Do this.
Any pictures in the records below should be skipped; write out everything else exactly.

— Start of Data extract —

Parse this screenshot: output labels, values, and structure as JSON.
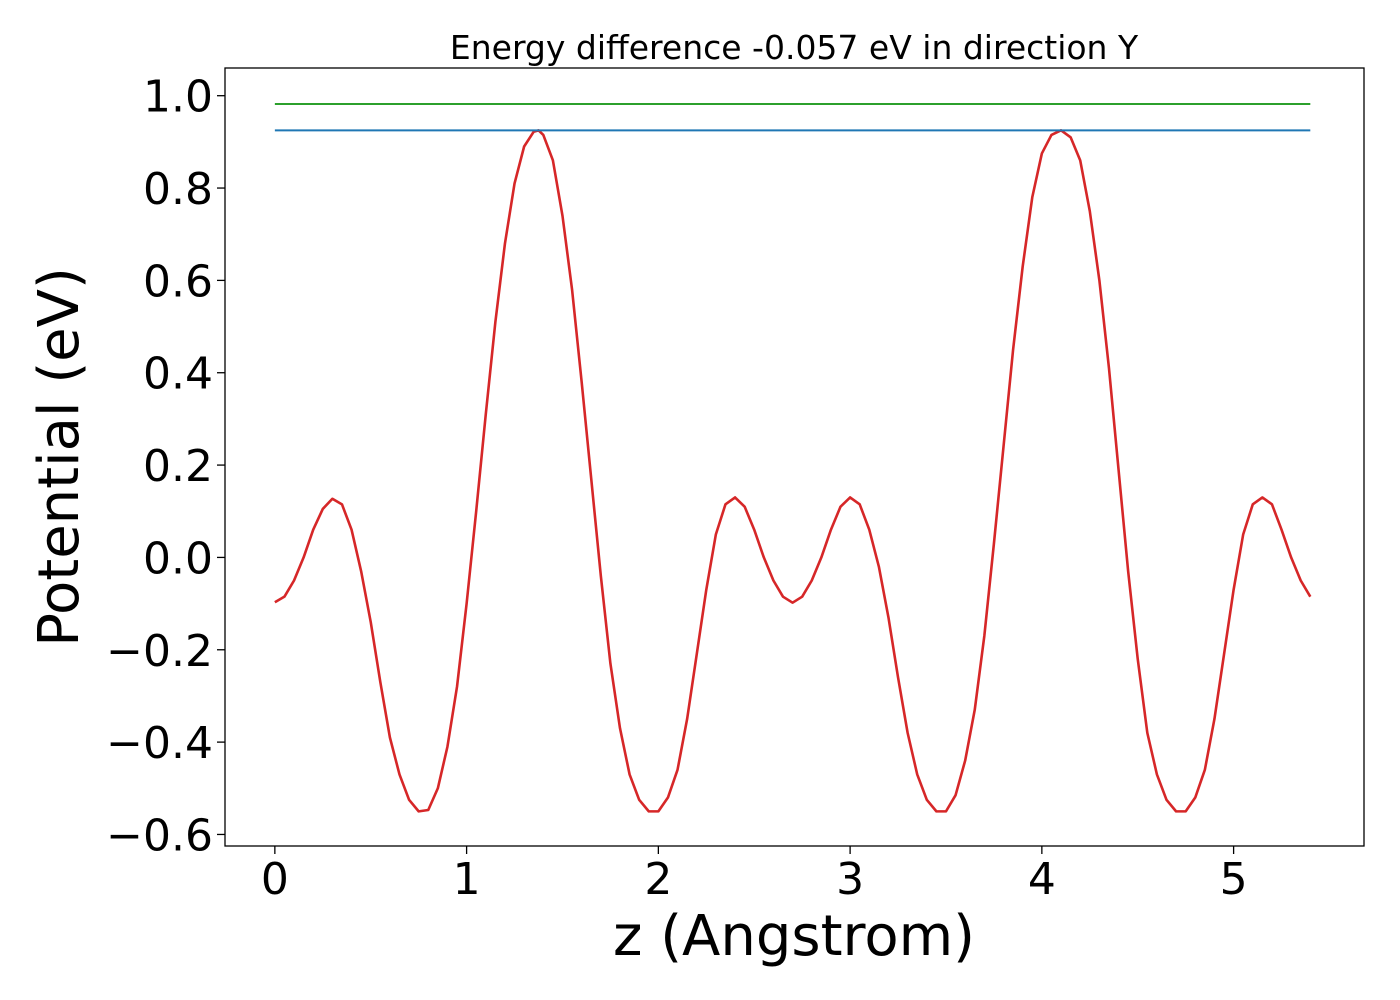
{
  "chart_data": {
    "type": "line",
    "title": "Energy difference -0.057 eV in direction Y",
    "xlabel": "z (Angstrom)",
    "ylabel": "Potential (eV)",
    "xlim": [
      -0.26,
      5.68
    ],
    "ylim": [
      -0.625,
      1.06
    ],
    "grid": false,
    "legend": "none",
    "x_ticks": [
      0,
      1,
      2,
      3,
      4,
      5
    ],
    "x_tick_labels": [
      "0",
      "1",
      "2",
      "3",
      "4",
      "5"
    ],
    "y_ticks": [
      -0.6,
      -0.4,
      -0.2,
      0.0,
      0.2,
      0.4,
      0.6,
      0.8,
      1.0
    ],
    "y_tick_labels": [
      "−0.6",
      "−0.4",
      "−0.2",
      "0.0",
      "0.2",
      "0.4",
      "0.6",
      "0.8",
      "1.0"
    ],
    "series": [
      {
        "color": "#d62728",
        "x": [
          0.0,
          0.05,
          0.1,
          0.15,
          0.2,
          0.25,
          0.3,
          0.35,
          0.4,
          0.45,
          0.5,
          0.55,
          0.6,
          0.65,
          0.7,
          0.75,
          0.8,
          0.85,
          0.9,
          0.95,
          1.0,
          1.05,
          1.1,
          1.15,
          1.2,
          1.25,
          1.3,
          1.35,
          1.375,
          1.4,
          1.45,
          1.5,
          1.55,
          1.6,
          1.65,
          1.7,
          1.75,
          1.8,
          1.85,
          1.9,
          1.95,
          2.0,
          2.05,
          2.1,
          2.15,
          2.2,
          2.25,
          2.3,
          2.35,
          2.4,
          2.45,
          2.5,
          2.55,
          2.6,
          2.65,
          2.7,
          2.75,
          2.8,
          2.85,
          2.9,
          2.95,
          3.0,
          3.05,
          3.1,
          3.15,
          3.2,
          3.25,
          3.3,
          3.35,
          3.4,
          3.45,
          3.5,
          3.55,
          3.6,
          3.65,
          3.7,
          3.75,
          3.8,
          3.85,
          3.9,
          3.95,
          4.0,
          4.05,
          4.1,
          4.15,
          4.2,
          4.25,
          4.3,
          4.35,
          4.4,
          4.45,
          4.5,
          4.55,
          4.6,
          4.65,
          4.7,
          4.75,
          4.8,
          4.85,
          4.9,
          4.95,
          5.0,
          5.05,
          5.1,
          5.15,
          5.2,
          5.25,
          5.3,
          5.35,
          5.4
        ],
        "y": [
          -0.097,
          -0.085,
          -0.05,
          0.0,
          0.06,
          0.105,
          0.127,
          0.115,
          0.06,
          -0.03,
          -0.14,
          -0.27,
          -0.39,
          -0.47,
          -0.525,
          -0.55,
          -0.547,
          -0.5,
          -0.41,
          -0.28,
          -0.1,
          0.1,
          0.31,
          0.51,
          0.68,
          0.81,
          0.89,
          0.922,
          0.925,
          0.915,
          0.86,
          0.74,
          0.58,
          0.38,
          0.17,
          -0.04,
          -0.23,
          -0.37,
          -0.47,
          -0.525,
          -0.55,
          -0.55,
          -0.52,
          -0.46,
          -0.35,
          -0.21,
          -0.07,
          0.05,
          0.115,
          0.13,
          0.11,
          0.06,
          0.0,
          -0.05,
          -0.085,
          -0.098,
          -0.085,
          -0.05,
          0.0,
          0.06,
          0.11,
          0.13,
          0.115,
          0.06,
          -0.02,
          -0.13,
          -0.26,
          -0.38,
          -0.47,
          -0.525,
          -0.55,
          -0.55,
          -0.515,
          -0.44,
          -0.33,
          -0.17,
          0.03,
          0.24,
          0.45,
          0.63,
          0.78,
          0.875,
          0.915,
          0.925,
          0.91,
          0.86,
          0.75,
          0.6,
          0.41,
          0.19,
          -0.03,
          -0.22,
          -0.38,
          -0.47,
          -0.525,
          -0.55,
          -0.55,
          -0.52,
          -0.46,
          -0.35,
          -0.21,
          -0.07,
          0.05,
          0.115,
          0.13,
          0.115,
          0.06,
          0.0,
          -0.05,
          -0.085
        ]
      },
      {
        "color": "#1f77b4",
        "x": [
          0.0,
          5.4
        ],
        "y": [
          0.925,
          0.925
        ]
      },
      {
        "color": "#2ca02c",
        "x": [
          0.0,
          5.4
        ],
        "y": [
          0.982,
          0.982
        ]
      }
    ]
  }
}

— End of Data extract —

Task response.
Parse this screenshot: output labels, values, and structure as JSON.
{
  "chart_data": {
    "type": "line",
    "title": "Energy difference -0.057 eV in direction Y",
    "xlabel": "z (Angstrom)",
    "ylabel": "Potential (eV)",
    "xlim": [
      -0.26,
      5.68
    ],
    "ylim": [
      -0.625,
      1.06
    ],
    "grid": false,
    "legend": "none",
    "x_ticks": [
      0,
      1,
      2,
      3,
      4,
      5
    ],
    "x_tick_labels": [
      "0",
      "1",
      "2",
      "3",
      "4",
      "5"
    ],
    "y_ticks": [
      -0.6,
      -0.4,
      -0.2,
      0.0,
      0.2,
      0.4,
      0.6,
      0.8,
      1.0
    ],
    "y_tick_labels": [
      "−0.6",
      "−0.4",
      "−0.2",
      "0.0",
      "0.2",
      "0.4",
      "0.6",
      "0.8",
      "1.0"
    ],
    "series": [
      {
        "color": "#d62728",
        "x": [
          0.0,
          0.05,
          0.1,
          0.15,
          0.2,
          0.25,
          0.3,
          0.35,
          0.4,
          0.45,
          0.5,
          0.55,
          0.6,
          0.65,
          0.7,
          0.75,
          0.8,
          0.85,
          0.9,
          0.95,
          1.0,
          1.05,
          1.1,
          1.15,
          1.2,
          1.25,
          1.3,
          1.35,
          1.375,
          1.4,
          1.45,
          1.5,
          1.55,
          1.6,
          1.65,
          1.7,
          1.75,
          1.8,
          1.85,
          1.9,
          1.95,
          2.0,
          2.05,
          2.1,
          2.15,
          2.2,
          2.25,
          2.3,
          2.35,
          2.4,
          2.45,
          2.5,
          2.55,
          2.6,
          2.65,
          2.7,
          2.75,
          2.8,
          2.85,
          2.9,
          2.95,
          3.0,
          3.05,
          3.1,
          3.15,
          3.2,
          3.25,
          3.3,
          3.35,
          3.4,
          3.45,
          3.5,
          3.55,
          3.6,
          3.65,
          3.7,
          3.75,
          3.8,
          3.85,
          3.9,
          3.95,
          4.0,
          4.05,
          4.1,
          4.15,
          4.2,
          4.25,
          4.3,
          4.35,
          4.4,
          4.45,
          4.5,
          4.55,
          4.6,
          4.65,
          4.7,
          4.75,
          4.8,
          4.85,
          4.9,
          4.95,
          5.0,
          5.05,
          5.1,
          5.15,
          5.2,
          5.25,
          5.3,
          5.35,
          5.4
        ],
        "y": [
          -0.097,
          -0.085,
          -0.05,
          0.0,
          0.06,
          0.105,
          0.127,
          0.115,
          0.06,
          -0.03,
          -0.14,
          -0.27,
          -0.39,
          -0.47,
          -0.525,
          -0.55,
          -0.547,
          -0.5,
          -0.41,
          -0.28,
          -0.1,
          0.1,
          0.31,
          0.51,
          0.68,
          0.81,
          0.89,
          0.922,
          0.925,
          0.915,
          0.86,
          0.74,
          0.58,
          0.38,
          0.17,
          -0.04,
          -0.23,
          -0.37,
          -0.47,
          -0.525,
          -0.55,
          -0.55,
          -0.52,
          -0.46,
          -0.35,
          -0.21,
          -0.07,
          0.05,
          0.115,
          0.13,
          0.11,
          0.06,
          0.0,
          -0.05,
          -0.085,
          -0.098,
          -0.085,
          -0.05,
          0.0,
          0.06,
          0.11,
          0.13,
          0.115,
          0.06,
          -0.02,
          -0.13,
          -0.26,
          -0.38,
          -0.47,
          -0.525,
          -0.55,
          -0.55,
          -0.515,
          -0.44,
          -0.33,
          -0.17,
          0.03,
          0.24,
          0.45,
          0.63,
          0.78,
          0.875,
          0.915,
          0.925,
          0.91,
          0.86,
          0.75,
          0.6,
          0.41,
          0.19,
          -0.03,
          -0.22,
          -0.38,
          -0.47,
          -0.525,
          -0.55,
          -0.55,
          -0.52,
          -0.46,
          -0.35,
          -0.21,
          -0.07,
          0.05,
          0.115,
          0.13,
          0.115,
          0.06,
          0.0,
          -0.05,
          -0.085
        ]
      },
      {
        "color": "#1f77b4",
        "x": [
          0.0,
          5.4
        ],
        "y": [
          0.925,
          0.925
        ]
      },
      {
        "color": "#2ca02c",
        "x": [
          0.0,
          5.4
        ],
        "y": [
          0.982,
          0.982
        ]
      }
    ]
  }
}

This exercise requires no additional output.